■ **EXERCISE TASK**: Skip the pictures. Repeat everything else in the records word for word.

==*==

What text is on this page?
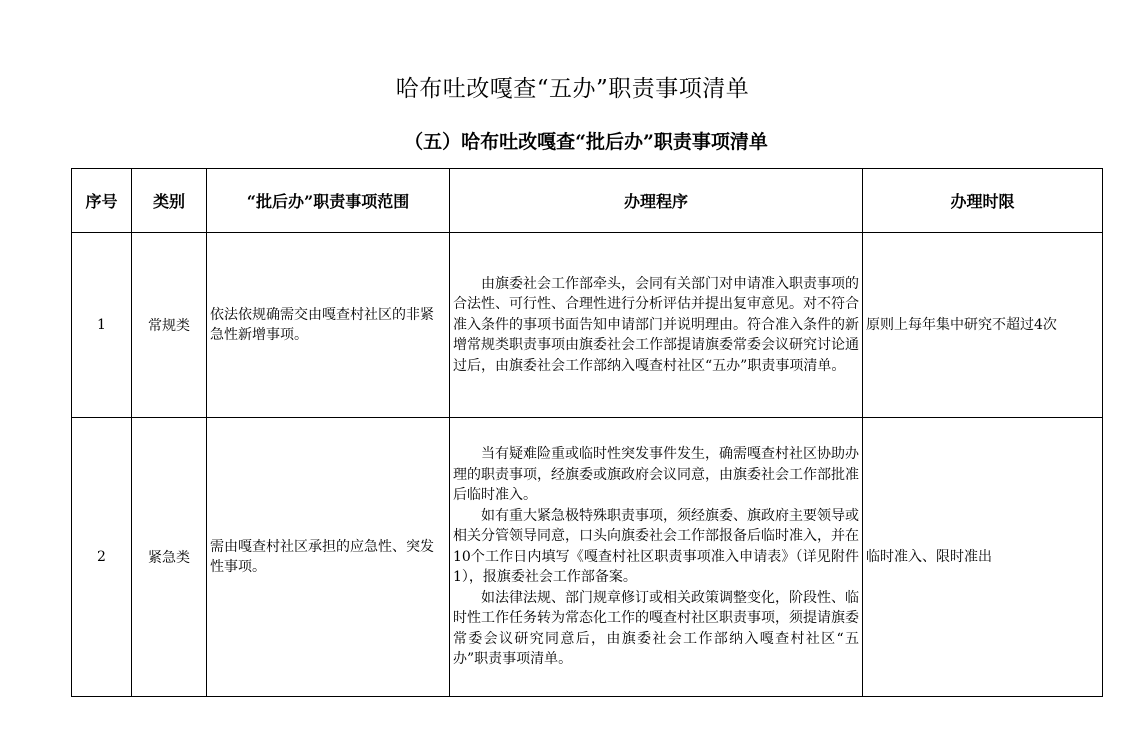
哈布吐改嘎查“五办”职责事项清单
（五）哈布吐改嘎查“批后办”职责事项清单
序号	类别	“批后办”职责事项范围	办理程序	办理时限
1	常规类	依法依规确需交由嘎查村社区的非紧急性新增事项。	由旗委社会工作部牵头，会同有关部门对申请准入职责事项的合法性、可行性、合理性进行分析评估并提出复审意见。对不符合准入条件的事项书面告知申请部门并说明理由。符合准入条件的新增常规类职责事项由旗委社会工作部提请旗委常委会议研究讨论通过后，由旗委社会工作部纳入嘎查村社区“五办”职责事项清单。	原则上每年集中研究不超过4次
2	紧急类	需由嘎查村社区承担的应急性、突发性事项。	当有疑难险重或临时性突发事件发生，确需嘎查村社区协助办理的职责事项，经旗委或旗政府会议同意，由旗委社会工作部批准后临时准入。

如有重大紧急极特殊职责事项，须经旗委、旗政府主要领导或相关分管领导同意，口头向旗委社会工作部报备后临时准入，并在10个工作日内填写《嘎查村社区职责事项准入申请表》（详见附件1），报旗委社会工作部备案。

如法律法规、部门规章修订或相关政策调整变化，阶段性、临时性工作任务转为常态化工作的嘎查村社区职责事项，须提请旗委常委会议研究同意后，由旗委社会工作部纳入嘎查村社区“五办”职责事项清单。	临时准入、限时准出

==*==

■ **TASK OUTPUT**:
What text is on this page?
哈布吐改嘎查“五办”职责事项清单
（五）哈布吐改嘎查“批后办”职责事项清单
序号	类别	“批后办”职责事项范围	办理程序	办理时限
1	常规类	依法依规确需交由嘎查村社区的非紧急性新增事项。	由旗委社会工作部牵头，会同有关部门对申请准入职责事项的合法性、可行性、合理性进行分析评估并提出复审意见。对不符合准入条件的事项书面告知申请部门并说明理由。符合准入条件的新增常规类职责事项由旗委社会工作部提请旗委常委会议研究讨论通过后，由旗委社会工作部纳入嘎查村社区“五办”职责事项清单。	原则上每年集中研究不超过4次
2	紧急类	需由嘎查村社区承担的应急性、突发性事项。	当有疑难险重或临时性突发事件发生，确需嘎查村社区协助办理的职责事项，经旗委或旗政府会议同意，由旗委社会工作部批准后临时准入。

如有重大紧急极特殊职责事项，须经旗委、旗政府主要领导或相关分管领导同意，口头向旗委社会工作部报备后临时准入，并在10个工作日内填写《嘎查村社区职责事项准入申请表》（详见附件1），报旗委社会工作部备案。

如法律法规、部门规章修订或相关政策调整变化，阶段性、临时性工作任务转为常态化工作的嘎查村社区职责事项，须提请旗委常委会议研究同意后，由旗委社会工作部纳入嘎查村社区“五办”职责事项清单。	临时准入、限时准出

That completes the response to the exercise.